> [Problem description]: Transcribe the entries exactly; images are not part of the copy.

***** Recorded data *****

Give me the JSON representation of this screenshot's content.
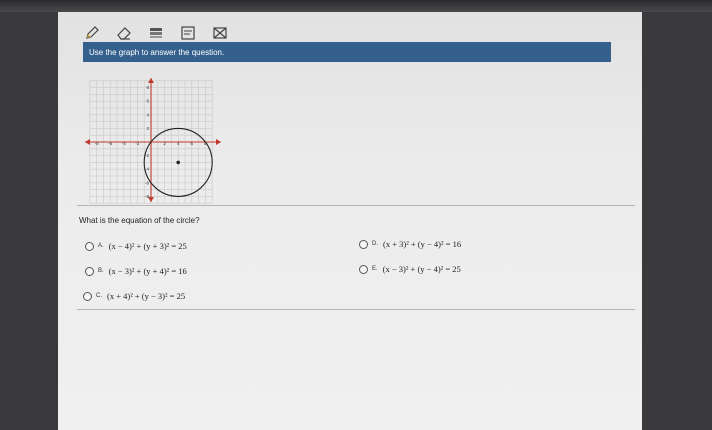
{
  "toolbar": {
    "icons": [
      "pencil-icon",
      "eraser-icon",
      "highlighter-icon",
      "notes-icon",
      "eliminate-icon"
    ]
  },
  "instructions": "Use the graph to answer the question.",
  "graph": {
    "x_ticks": [
      "-8",
      "-6",
      "-4",
      "-2",
      "2",
      "4",
      "6",
      "8"
    ],
    "y_ticks": [
      "8",
      "6",
      "4",
      "2",
      "-2",
      "-4",
      "-6",
      "-8"
    ],
    "circle": {
      "center": [
        4,
        -3
      ],
      "radius": 5
    },
    "colors": {
      "axes": "#c0392b",
      "circle": "#222222",
      "grid": "#c8c8c8"
    }
  },
  "question": "What is the equation of the circle?",
  "choices": [
    {
      "letter": "A.",
      "equation": "(x − 4)² + (y + 3)² = 25"
    },
    {
      "letter": "B.",
      "equation": "(x − 3)² + (y + 4)² = 16"
    },
    {
      "letter": "C.",
      "equation": "(x + 4)² + (y − 3)² = 25"
    },
    {
      "letter": "D.",
      "equation": "(x + 3)² + (y − 4)² = 16"
    },
    {
      "letter": "E.",
      "equation": "(x − 3)² + (y − 4)² = 25"
    }
  ]
}
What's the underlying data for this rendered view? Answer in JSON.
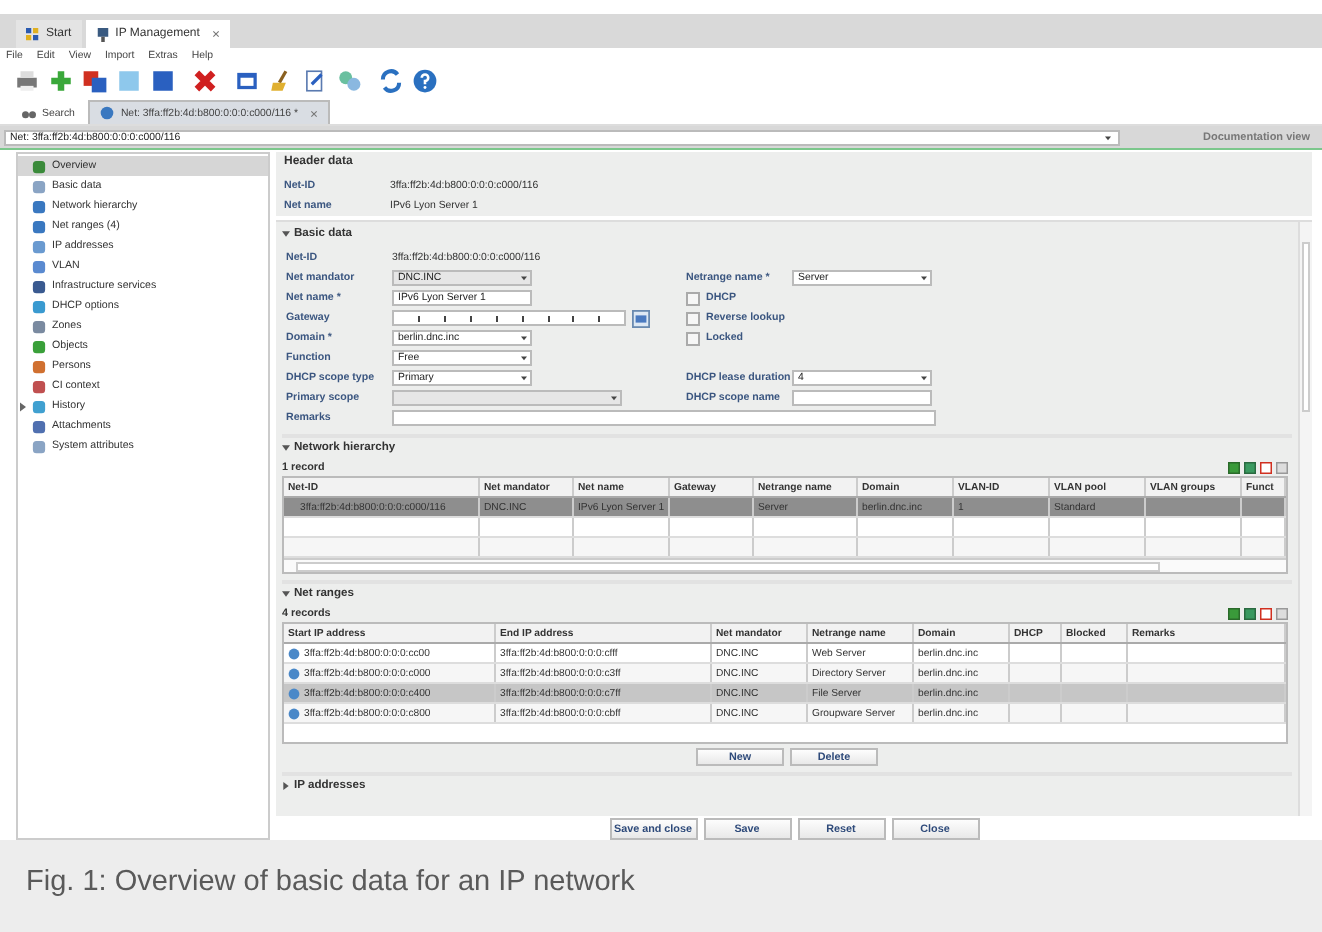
{
  "app_tabs": [
    {
      "label": "Start",
      "selected": false,
      "closable": false
    },
    {
      "label": "IP Management",
      "selected": true,
      "closable": true
    }
  ],
  "menu": [
    "File",
    "Edit",
    "View",
    "Import",
    "Extras",
    "Help"
  ],
  "doc_tabs": [
    {
      "label": "Search",
      "selected": false,
      "closable": false
    },
    {
      "label": "Net: 3ffa:ff2b:4d:b800:0:0:0:c000/116 *",
      "selected": true,
      "closable": true
    }
  ],
  "address": "Net: 3ffa:ff2b:4d:b800:0:0:0:c000/116",
  "documentation_view": "Documentation view",
  "sidebar": [
    {
      "label": "Overview",
      "selected": true,
      "kind": "item"
    },
    {
      "label": "Basic data",
      "selected": false,
      "kind": "item"
    },
    {
      "label": "Network hierarchy",
      "selected": false,
      "kind": "item"
    },
    {
      "label": "Net ranges (4)",
      "selected": false,
      "kind": "item"
    },
    {
      "label": "IP addresses",
      "selected": false,
      "kind": "item"
    },
    {
      "label": "VLAN",
      "selected": false,
      "kind": "item"
    },
    {
      "label": "Infrastructure services",
      "selected": false,
      "kind": "item"
    },
    {
      "label": "DHCP options",
      "selected": false,
      "kind": "item"
    },
    {
      "label": "Zones",
      "selected": false,
      "kind": "item"
    },
    {
      "label": "Objects",
      "selected": false,
      "kind": "item"
    },
    {
      "label": "Persons",
      "selected": false,
      "kind": "item"
    },
    {
      "label": "CI context",
      "selected": false,
      "kind": "item"
    },
    {
      "label": "History",
      "selected": false,
      "kind": "group"
    },
    {
      "label": "Attachments",
      "selected": false,
      "kind": "item"
    },
    {
      "label": "System attributes",
      "selected": false,
      "kind": "item"
    }
  ],
  "header_data": {
    "title": "Header data",
    "fields": [
      {
        "label": "Net-ID",
        "value": "3ffa:ff2b:4d:b800:0:0:0:c000/116"
      },
      {
        "label": "Net name",
        "value": "IPv6 Lyon Server 1"
      }
    ]
  },
  "basic_data": {
    "title": "Basic data",
    "expanded": true,
    "rows": [
      [
        {
          "label": "Net-ID",
          "kind": "text",
          "value": "3ffa:ff2b:4d:b800:0:0:0:c000/116"
        }
      ],
      [
        {
          "label": "Net mandator",
          "kind": "select",
          "value": "DNC.INC",
          "disabled": true
        },
        {
          "label": "Netrange name *",
          "kind": "select",
          "value": "Server",
          "disabled": false
        }
      ],
      [
        {
          "label": "Net name *",
          "kind": "input",
          "value": "IPv6 Lyon Server 1",
          "disabled": false
        },
        {
          "label": "DHCP",
          "kind": "checkbox",
          "checked": false
        }
      ],
      [
        {
          "label": "Gateway",
          "kind": "ipv6"
        },
        {
          "label": "Reverse lookup",
          "kind": "checkbox",
          "checked": false
        }
      ],
      [
        {
          "label": "Domain *",
          "kind": "select",
          "value": "berlin.dnc.inc",
          "disabled": false
        },
        {
          "label": "Locked",
          "kind": "checkbox",
          "checked": false
        }
      ],
      [
        {
          "label": "Function",
          "kind": "select",
          "value": "Free",
          "disabled": false
        }
      ],
      [
        {
          "label": "DHCP scope type",
          "kind": "select",
          "value": "Primary",
          "disabled": false
        },
        {
          "label": "DHCP lease duration",
          "kind": "select",
          "value": "4",
          "disabled": false
        }
      ],
      [
        {
          "label": "Primary scope",
          "kind": "select",
          "disabled": true
        },
        {
          "label": "DHCP scope name",
          "kind": "input",
          "disabled": false
        }
      ],
      [
        {
          "label": "Remarks",
          "kind": "input",
          "disabled": false
        }
      ]
    ]
  },
  "network_hierarchy": {
    "title": "Network hierarchy",
    "expanded": true,
    "count": "1 record",
    "columns": [
      "Net-ID",
      "Net mandator",
      "Net name",
      "Gateway",
      "Netrange name",
      "Domain",
      "VLAN-ID",
      "VLAN pool",
      "VLAN groups",
      "Funct"
    ],
    "rows": [
      {
        "selected": true,
        "cells": [
          "3ffa:ff2b:4d:b800:0:0:0:c000/116",
          "DNC.INC",
          "IPv6 Lyon Server 1",
          "",
          "Server",
          "berlin.dnc.inc",
          "1",
          "Standard",
          "",
          ""
        ]
      }
    ]
  },
  "net_ranges": {
    "title": "Net ranges",
    "expanded": true,
    "count": "4 records",
    "columns": [
      "Start IP address",
      "End IP address",
      "Net mandator",
      "Netrange name",
      "Domain",
      "DHCP",
      "Blocked",
      "Remarks"
    ],
    "rows": [
      {
        "selected": false,
        "cells": [
          "3ffa:ff2b:4d:b800:0:0:0:cc00",
          "3ffa:ff2b:4d:b800:0:0:0:cfff",
          "DNC.INC",
          "Web Server",
          "berlin.dnc.inc",
          "",
          "",
          ""
        ]
      },
      {
        "selected": false,
        "cells": [
          "3ffa:ff2b:4d:b800:0:0:0:c000",
          "3ffa:ff2b:4d:b800:0:0:0:c3ff",
          "DNC.INC",
          "Directory Server",
          "berlin.dnc.inc",
          "",
          "",
          ""
        ]
      },
      {
        "selected": true,
        "cells": [
          "3ffa:ff2b:4d:b800:0:0:0:c400",
          "3ffa:ff2b:4d:b800:0:0:0:c7ff",
          "DNC.INC",
          "File Server",
          "berlin.dnc.inc",
          "",
          "",
          ""
        ]
      },
      {
        "selected": false,
        "cells": [
          "3ffa:ff2b:4d:b800:0:0:0:c800",
          "3ffa:ff2b:4d:b800:0:0:0:cbff",
          "DNC.INC",
          "Groupware Server",
          "berlin.dnc.inc",
          "",
          "",
          ""
        ]
      }
    ],
    "buttons": [
      "New",
      "Delete"
    ]
  },
  "ip_addresses": {
    "title": "IP addresses",
    "expanded": false
  },
  "buttons": [
    "Save and close",
    "Save",
    "Reset",
    "Close"
  ],
  "caption": "Fig. 1: Overview of basic data for an IP network"
}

*****

> [Solution for this task]:
Give me the JSON representation of this screenshot's content.
{
  "toolbar": {
    "icons": [
      "pencil-icon",
      "eraser-icon",
      "highlighter-icon",
      "notes-icon",
      "eliminate-icon"
    ]
  },
  "instructions": "Use the graph to answer the question.",
  "graph": {
    "x_ticks": [
      "-8",
      "-6",
      "-4",
      "-2",
      "2",
      "4",
      "6",
      "8"
    ],
    "y_ticks": [
      "8",
      "6",
      "4",
      "2",
      "-2",
      "-4",
      "-6",
      "-8"
    ],
    "circle": {
      "center": [
        4,
        -3
      ],
      "radius": 5
    },
    "colors": {
      "axes": "#c0392b",
      "circle": "#222222",
      "grid": "#c8c8c8"
    }
  },
  "question": "What is the equation of the circle?",
  "choices": [
    {
      "letter": "A.",
      "equation": "(x − 4)² + (y + 3)² = 25"
    },
    {
      "letter": "B.",
      "equation": "(x − 3)² + (y + 4)² = 16"
    },
    {
      "letter": "C.",
      "equation": "(x + 4)² + (y − 3)² = 25"
    },
    {
      "letter": "D.",
      "equation": "(x + 3)² + (y − 4)² = 16"
    },
    {
      "letter": "E.",
      "equation": "(x − 3)² + (y − 4)² = 25"
    }
  ]
}
What's the underlying data for this rendered view? Answer in JSON.
{
  "app_tabs": [
    {
      "label": "Start",
      "selected": false,
      "closable": false
    },
    {
      "label": "IP Management",
      "selected": true,
      "closable": true
    }
  ],
  "menu": [
    "File",
    "Edit",
    "View",
    "Import",
    "Extras",
    "Help"
  ],
  "doc_tabs": [
    {
      "label": "Search",
      "selected": false,
      "closable": false
    },
    {
      "label": "Net: 3ffa:ff2b:4d:b800:0:0:0:c000/116 *",
      "selected": true,
      "closable": true
    }
  ],
  "address": "Net: 3ffa:ff2b:4d:b800:0:0:0:c000/116",
  "documentation_view": "Documentation view",
  "sidebar": [
    {
      "label": "Overview",
      "selected": true,
      "kind": "item"
    },
    {
      "label": "Basic data",
      "selected": false,
      "kind": "item"
    },
    {
      "label": "Network hierarchy",
      "selected": false,
      "kind": "item"
    },
    {
      "label": "Net ranges (4)",
      "selected": false,
      "kind": "item"
    },
    {
      "label": "IP addresses",
      "selected": false,
      "kind": "item"
    },
    {
      "label": "VLAN",
      "selected": false,
      "kind": "item"
    },
    {
      "label": "Infrastructure services",
      "selected": false,
      "kind": "item"
    },
    {
      "label": "DHCP options",
      "selected": false,
      "kind": "item"
    },
    {
      "label": "Zones",
      "selected": false,
      "kind": "item"
    },
    {
      "label": "Objects",
      "selected": false,
      "kind": "item"
    },
    {
      "label": "Persons",
      "selected": false,
      "kind": "item"
    },
    {
      "label": "CI context",
      "selected": false,
      "kind": "item"
    },
    {
      "label": "History",
      "selected": false,
      "kind": "group"
    },
    {
      "label": "Attachments",
      "selected": false,
      "kind": "item"
    },
    {
      "label": "System attributes",
      "selected": false,
      "kind": "item"
    }
  ],
  "header_data": {
    "title": "Header data",
    "fields": [
      {
        "label": "Net-ID",
        "value": "3ffa:ff2b:4d:b800:0:0:0:c000/116"
      },
      {
        "label": "Net name",
        "value": "IPv6 Lyon Server 1"
      }
    ]
  },
  "basic_data": {
    "title": "Basic data",
    "expanded": true,
    "rows": [
      [
        {
          "label": "Net-ID",
          "kind": "text",
          "value": "3ffa:ff2b:4d:b800:0:0:0:c000/116"
        }
      ],
      [
        {
          "label": "Net mandator",
          "kind": "select",
          "value": "DNC.INC",
          "disabled": true
        },
        {
          "label": "Netrange name *",
          "kind": "select",
          "value": "Server",
          "disabled": false
        }
      ],
      [
        {
          "label": "Net name *",
          "kind": "input",
          "value": "IPv6 Lyon Server 1",
          "disabled": false
        },
        {
          "label": "DHCP",
          "kind": "checkbox",
          "checked": false
        }
      ],
      [
        {
          "label": "Gateway",
          "kind": "ipv6"
        },
        {
          "label": "Reverse lookup",
          "kind": "checkbox",
          "checked": false
        }
      ],
      [
        {
          "label": "Domain *",
          "kind": "select",
          "value": "berlin.dnc.inc",
          "disabled": false
        },
        {
          "label": "Locked",
          "kind": "checkbox",
          "checked": false
        }
      ],
      [
        {
          "label": "Function",
          "kind": "select",
          "value": "Free",
          "disabled": false
        }
      ],
      [
        {
          "label": "DHCP scope type",
          "kind": "select",
          "value": "Primary",
          "disabled": false
        },
        {
          "label": "DHCP lease duration",
          "kind": "select",
          "value": "4",
          "disabled": false
        }
      ],
      [
        {
          "label": "Primary scope",
          "kind": "select",
          "disabled": true
        },
        {
          "label": "DHCP scope name",
          "kind": "input",
          "disabled": false
        }
      ],
      [
        {
          "label": "Remarks",
          "kind": "input",
          "disabled": false
        }
      ]
    ]
  },
  "network_hierarchy": {
    "title": "Network hierarchy",
    "expanded": true,
    "count": "1 record",
    "columns": [
      "Net-ID",
      "Net mandator",
      "Net name",
      "Gateway",
      "Netrange name",
      "Domain",
      "VLAN-ID",
      "VLAN pool",
      "VLAN groups",
      "Funct"
    ],
    "rows": [
      {
        "selected": true,
        "cells": [
          "3ffa:ff2b:4d:b800:0:0:0:c000/116",
          "DNC.INC",
          "IPv6 Lyon Server 1",
          "",
          "Server",
          "berlin.dnc.inc",
          "1",
          "Standard",
          "",
          ""
        ]
      }
    ]
  },
  "net_ranges": {
    "title": "Net ranges",
    "expanded": true,
    "count": "4 records",
    "columns": [
      "Start IP address",
      "End IP address",
      "Net mandator",
      "Netrange name",
      "Domain",
      "DHCP",
      "Blocked",
      "Remarks"
    ],
    "rows": [
      {
        "selected": false,
        "cells": [
          "3ffa:ff2b:4d:b800:0:0:0:cc00",
          "3ffa:ff2b:4d:b800:0:0:0:cfff",
          "DNC.INC",
          "Web Server",
          "berlin.dnc.inc",
          "",
          "",
          ""
        ]
      },
      {
        "selected": false,
        "cells": [
          "3ffa:ff2b:4d:b800:0:0:0:c000",
          "3ffa:ff2b:4d:b800:0:0:0:c3ff",
          "DNC.INC",
          "Directory Server",
          "berlin.dnc.inc",
          "",
          "",
          ""
        ]
      },
      {
        "selected": true,
        "cells": [
          "3ffa:ff2b:4d:b800:0:0:0:c400",
          "3ffa:ff2b:4d:b800:0:0:0:c7ff",
          "DNC.INC",
          "File Server",
          "berlin.dnc.inc",
          "",
          "",
          ""
        ]
      },
      {
        "selected": false,
        "cells": [
          "3ffa:ff2b:4d:b800:0:0:0:c800",
          "3ffa:ff2b:4d:b800:0:0:0:cbff",
          "DNC.INC",
          "Groupware Server",
          "berlin.dnc.inc",
          "",
          "",
          ""
        ]
      }
    ],
    "buttons": [
      "New",
      "Delete"
    ]
  },
  "ip_addresses": {
    "title": "IP addresses",
    "expanded": false
  },
  "buttons": [
    "Save and close",
    "Save",
    "Reset",
    "Close"
  ],
  "caption": "Fig. 1: Overview of basic data for an IP network"
}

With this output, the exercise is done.